== RECORDS FOR THIS TASK

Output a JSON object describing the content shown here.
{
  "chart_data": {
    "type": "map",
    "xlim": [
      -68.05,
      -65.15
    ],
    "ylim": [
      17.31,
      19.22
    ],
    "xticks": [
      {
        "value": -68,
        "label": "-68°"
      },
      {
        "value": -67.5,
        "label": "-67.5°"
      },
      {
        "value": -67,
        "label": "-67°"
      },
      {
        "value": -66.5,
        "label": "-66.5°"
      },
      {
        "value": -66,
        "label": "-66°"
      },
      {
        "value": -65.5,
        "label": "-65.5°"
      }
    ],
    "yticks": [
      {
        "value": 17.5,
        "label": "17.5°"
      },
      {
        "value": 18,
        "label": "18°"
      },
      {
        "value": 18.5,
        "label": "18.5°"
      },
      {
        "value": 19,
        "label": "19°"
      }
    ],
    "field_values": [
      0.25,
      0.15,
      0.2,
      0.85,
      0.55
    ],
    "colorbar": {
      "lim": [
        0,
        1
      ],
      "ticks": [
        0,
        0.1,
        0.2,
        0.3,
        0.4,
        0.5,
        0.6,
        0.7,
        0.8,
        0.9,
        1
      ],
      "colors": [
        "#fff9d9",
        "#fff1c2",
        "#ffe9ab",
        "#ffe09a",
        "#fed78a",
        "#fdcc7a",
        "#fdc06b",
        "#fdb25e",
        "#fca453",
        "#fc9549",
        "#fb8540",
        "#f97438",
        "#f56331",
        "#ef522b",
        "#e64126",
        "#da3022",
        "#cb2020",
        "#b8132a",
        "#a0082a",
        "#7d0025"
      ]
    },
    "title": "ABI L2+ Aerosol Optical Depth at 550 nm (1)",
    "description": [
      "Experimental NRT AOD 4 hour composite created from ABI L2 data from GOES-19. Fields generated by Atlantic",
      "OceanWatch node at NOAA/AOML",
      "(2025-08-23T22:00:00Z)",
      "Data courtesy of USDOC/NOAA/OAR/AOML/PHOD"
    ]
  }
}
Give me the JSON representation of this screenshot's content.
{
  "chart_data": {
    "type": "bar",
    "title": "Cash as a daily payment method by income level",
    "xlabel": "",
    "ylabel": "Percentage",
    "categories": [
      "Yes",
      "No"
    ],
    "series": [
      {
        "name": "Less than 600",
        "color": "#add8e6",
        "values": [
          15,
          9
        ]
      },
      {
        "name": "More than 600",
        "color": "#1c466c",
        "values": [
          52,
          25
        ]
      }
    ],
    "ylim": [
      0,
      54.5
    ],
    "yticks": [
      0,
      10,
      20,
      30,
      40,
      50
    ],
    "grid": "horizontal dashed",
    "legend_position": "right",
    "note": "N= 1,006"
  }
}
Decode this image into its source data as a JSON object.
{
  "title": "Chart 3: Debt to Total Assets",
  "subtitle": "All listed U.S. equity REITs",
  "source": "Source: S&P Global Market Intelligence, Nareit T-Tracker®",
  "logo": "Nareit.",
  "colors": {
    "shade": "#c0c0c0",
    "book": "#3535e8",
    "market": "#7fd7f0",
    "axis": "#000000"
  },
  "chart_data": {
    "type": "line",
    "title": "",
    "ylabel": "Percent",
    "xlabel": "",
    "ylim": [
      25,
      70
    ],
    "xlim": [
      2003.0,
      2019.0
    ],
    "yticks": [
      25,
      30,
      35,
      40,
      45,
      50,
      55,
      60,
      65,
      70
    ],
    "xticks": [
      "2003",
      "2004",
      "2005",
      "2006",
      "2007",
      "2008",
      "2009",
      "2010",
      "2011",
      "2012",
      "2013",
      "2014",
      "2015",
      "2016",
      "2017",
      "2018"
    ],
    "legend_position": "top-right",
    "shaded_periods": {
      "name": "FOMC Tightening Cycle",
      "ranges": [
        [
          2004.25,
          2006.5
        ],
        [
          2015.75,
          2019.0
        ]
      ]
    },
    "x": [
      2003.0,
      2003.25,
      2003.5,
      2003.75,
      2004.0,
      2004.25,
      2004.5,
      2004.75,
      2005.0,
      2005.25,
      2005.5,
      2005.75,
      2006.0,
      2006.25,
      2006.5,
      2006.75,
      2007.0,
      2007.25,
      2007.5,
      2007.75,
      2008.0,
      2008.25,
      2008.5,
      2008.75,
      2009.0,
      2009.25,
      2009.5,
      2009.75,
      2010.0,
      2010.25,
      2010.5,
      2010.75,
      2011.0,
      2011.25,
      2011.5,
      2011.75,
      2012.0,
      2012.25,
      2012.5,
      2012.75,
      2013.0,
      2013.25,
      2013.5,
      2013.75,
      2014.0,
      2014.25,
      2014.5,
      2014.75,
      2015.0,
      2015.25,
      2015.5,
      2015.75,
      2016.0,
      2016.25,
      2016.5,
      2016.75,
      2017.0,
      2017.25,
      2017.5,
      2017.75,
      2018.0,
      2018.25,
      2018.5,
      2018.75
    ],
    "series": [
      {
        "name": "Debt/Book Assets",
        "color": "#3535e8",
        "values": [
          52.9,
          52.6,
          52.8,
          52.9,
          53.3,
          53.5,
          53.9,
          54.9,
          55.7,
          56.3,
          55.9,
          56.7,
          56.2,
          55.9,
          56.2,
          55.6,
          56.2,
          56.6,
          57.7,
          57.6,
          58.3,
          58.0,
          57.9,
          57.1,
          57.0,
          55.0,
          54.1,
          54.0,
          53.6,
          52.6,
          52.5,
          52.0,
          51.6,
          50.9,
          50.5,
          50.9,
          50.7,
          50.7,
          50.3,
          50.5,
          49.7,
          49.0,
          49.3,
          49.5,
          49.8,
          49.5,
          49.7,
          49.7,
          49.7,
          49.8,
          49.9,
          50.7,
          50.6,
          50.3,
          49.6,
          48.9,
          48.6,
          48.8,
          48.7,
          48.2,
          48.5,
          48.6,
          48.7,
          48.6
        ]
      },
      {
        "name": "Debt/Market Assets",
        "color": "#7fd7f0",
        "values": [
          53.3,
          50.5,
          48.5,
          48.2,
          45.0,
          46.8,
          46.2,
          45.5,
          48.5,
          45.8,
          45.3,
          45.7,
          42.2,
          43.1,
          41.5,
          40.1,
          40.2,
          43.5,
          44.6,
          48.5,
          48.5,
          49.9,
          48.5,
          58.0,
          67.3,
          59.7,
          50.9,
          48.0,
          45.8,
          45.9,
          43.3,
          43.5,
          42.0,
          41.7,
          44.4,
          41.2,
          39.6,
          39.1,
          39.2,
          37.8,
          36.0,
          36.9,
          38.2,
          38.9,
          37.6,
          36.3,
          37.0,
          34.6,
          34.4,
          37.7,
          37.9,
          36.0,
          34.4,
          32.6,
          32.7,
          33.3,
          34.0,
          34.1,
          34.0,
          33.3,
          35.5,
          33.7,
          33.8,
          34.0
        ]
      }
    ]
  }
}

====

### TASK PROMPT
Nothing but a number is needed here: how many lines hold the string "than"?

### WRITTEN SOLUTION
2